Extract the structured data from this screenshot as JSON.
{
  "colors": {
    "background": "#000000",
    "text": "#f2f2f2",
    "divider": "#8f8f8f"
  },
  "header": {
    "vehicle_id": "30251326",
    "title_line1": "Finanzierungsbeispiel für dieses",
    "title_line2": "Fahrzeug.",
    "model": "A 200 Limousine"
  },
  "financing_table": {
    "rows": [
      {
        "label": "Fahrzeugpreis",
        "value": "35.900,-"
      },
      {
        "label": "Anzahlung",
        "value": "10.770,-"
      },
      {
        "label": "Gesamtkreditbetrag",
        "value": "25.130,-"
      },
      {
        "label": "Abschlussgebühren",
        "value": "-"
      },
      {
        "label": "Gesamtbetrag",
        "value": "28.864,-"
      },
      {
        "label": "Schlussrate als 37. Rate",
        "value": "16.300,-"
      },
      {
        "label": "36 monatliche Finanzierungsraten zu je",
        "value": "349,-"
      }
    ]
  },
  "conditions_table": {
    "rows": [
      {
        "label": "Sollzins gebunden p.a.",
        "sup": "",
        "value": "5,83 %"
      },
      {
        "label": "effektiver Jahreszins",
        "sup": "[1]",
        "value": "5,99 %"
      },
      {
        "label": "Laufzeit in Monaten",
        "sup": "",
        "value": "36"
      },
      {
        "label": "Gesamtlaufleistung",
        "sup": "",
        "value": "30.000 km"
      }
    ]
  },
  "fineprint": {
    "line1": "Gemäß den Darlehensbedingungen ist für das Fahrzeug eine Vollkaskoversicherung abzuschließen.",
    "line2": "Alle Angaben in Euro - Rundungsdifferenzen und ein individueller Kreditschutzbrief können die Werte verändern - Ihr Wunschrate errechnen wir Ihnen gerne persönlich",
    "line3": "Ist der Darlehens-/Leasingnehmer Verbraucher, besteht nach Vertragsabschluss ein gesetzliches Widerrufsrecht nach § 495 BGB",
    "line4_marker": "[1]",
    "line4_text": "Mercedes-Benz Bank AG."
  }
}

▶ **Aim of the exercise**
Quote all the records. Keep every word exact.

▶ **Reply**
Extract the structured data from this screenshot as JSON.
{
  "colors": {
    "background": "#000000",
    "text": "#f2f2f2",
    "divider": "#8f8f8f"
  },
  "header": {
    "vehicle_id": "30251326",
    "title_line1": "Finanzierungsbeispiel für dieses",
    "title_line2": "Fahrzeug.",
    "model": "A 200 Limousine"
  },
  "financing_table": {
    "rows": [
      {
        "label": "Fahrzeugpreis",
        "value": "35.900,-"
      },
      {
        "label": "Anzahlung",
        "value": "10.770,-"
      },
      {
        "label": "Gesamtkreditbetrag",
        "value": "25.130,-"
      },
      {
        "label": "Abschlussgebühren",
        "value": "-"
      },
      {
        "label": "Gesamtbetrag",
        "value": "28.864,-"
      },
      {
        "label": "Schlussrate als 37. Rate",
        "value": "16.300,-"
      },
      {
        "label": "36 monatliche Finanzierungsraten zu je",
        "value": "349,-"
      }
    ]
  },
  "conditions_table": {
    "rows": [
      {
        "label": "Sollzins gebunden p.a.",
        "sup": "",
        "value": "5,83 %"
      },
      {
        "label": "effektiver Jahreszins",
        "sup": "[1]",
        "value": "5,99 %"
      },
      {
        "label": "Laufzeit in Monaten",
        "sup": "",
        "value": "36"
      },
      {
        "label": "Gesamtlaufleistung",
        "sup": "",
        "value": "30.000 km"
      }
    ]
  },
  "fineprint": {
    "line1": "Gemäß den Darlehensbedingungen ist für das Fahrzeug eine Vollkaskoversicherung abzuschließen.",
    "line2": "Alle Angaben in Euro - Rundungsdifferenzen und ein individueller Kreditschutzbrief können die Werte verändern - Ihr Wunschrate errechnen wir Ihnen gerne persönlich",
    "line3": "Ist der Darlehens-/Leasingnehmer Verbraucher, besteht nach Vertragsabschluss ein gesetzliches Widerrufsrecht nach § 495 BGB",
    "line4_marker": "[1]",
    "line4_text": "Mercedes-Benz Bank AG."
  }
}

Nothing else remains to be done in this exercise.